*GIVEN INSTRUCTION*
Set down each record exactly as written.

*DATA FOR THIS EXERCISE*

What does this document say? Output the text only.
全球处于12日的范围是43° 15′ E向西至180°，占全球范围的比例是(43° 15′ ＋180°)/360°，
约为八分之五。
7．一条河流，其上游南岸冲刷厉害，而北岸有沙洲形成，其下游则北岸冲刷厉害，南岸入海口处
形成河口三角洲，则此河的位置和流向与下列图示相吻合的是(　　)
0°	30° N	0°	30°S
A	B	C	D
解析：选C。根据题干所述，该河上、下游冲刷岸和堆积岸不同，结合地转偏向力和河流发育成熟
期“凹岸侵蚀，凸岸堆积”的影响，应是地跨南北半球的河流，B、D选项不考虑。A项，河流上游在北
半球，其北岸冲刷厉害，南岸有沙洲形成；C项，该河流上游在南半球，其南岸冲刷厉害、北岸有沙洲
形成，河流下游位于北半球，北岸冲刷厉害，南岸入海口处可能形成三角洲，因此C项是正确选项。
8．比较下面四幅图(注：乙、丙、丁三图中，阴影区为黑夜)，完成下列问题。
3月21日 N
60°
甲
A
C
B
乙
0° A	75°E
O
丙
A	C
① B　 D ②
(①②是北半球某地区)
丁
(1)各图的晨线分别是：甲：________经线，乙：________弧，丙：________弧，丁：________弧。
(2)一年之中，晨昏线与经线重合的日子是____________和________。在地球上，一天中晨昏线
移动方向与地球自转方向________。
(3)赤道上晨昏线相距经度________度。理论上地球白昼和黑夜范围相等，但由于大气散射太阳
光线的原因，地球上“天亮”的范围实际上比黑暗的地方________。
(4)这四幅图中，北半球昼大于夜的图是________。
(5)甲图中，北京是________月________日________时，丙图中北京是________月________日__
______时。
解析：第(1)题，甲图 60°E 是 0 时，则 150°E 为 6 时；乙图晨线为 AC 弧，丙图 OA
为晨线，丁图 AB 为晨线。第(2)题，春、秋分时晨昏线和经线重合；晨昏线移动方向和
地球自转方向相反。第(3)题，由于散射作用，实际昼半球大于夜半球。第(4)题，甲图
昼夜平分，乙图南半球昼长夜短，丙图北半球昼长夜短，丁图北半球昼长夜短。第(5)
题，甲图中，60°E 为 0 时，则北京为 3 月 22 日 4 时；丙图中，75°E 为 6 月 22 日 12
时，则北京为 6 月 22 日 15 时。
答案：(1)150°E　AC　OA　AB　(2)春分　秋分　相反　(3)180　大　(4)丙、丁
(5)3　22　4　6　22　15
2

*RESULT OF THE EXERCISE*
What does this document say? Output the text only.
全球处于12日的范围是43° 15′ E向西至180°，占全球范围的比例是(43° 15′ ＋180°)/360°，
约为八分之五。
7．一条河流，其上游南岸冲刷厉害，而北岸有沙洲形成，其下游则北岸冲刷厉害，南岸入海口处
形成河口三角洲，则此河的位置和流向与下列图示相吻合的是(　　)
0°	30° N	0°	30°S
A	B	C	D
解析：选C。根据题干所述，该河上、下游冲刷岸和堆积岸不同，结合地转偏向力和河流发育成熟
期“凹岸侵蚀，凸岸堆积”的影响，应是地跨南北半球的河流，B、D选项不考虑。A项，河流上游在北
半球，其北岸冲刷厉害，南岸有沙洲形成；C项，该河流上游在南半球，其南岸冲刷厉害、北岸有沙洲
形成，河流下游位于北半球，北岸冲刷厉害，南岸入海口处可能形成三角洲，因此C项是正确选项。
8．比较下面四幅图(注：乙、丙、丁三图中，阴影区为黑夜)，完成下列问题。
3月21日 N
60°
甲
A
C
B
乙
0° A	75°E
O
丙
A	C
① B　 D ②
(①②是北半球某地区)
丁
(1)各图的晨线分别是：甲：________经线，乙：________弧，丙：________弧，丁：________弧。
(2)一年之中，晨昏线与经线重合的日子是____________和________。在地球上，一天中晨昏线
移动方向与地球自转方向________。
(3)赤道上晨昏线相距经度________度。理论上地球白昼和黑夜范围相等，但由于大气散射太阳
光线的原因，地球上“天亮”的范围实际上比黑暗的地方________。
(4)这四幅图中，北半球昼大于夜的图是________。
(5)甲图中，北京是________月________日________时，丙图中北京是________月________日__
______时。
解析：第(1)题，甲图 60°E 是 0 时，则 150°E 为 6 时；乙图晨线为 AC 弧，丙图 OA
为晨线，丁图 AB 为晨线。第(2)题，春、秋分时晨昏线和经线重合；晨昏线移动方向和
地球自转方向相反。第(3)题，由于散射作用，实际昼半球大于夜半球。第(4)题，甲图
昼夜平分，乙图南半球昼长夜短，丙图北半球昼长夜短，丁图北半球昼长夜短。第(5)
题，甲图中，60°E 为 0 时，则北京为 3 月 22 日 4 时；丙图中，75°E 为 6 月 22 日 12
时，则北京为 6 月 22 日 15 时。
答案：(1)150°E　AC　OA　AB　(2)春分　秋分　相反　(3)180　大　(4)丙、丁
(5)3　22　4　6　22　15
2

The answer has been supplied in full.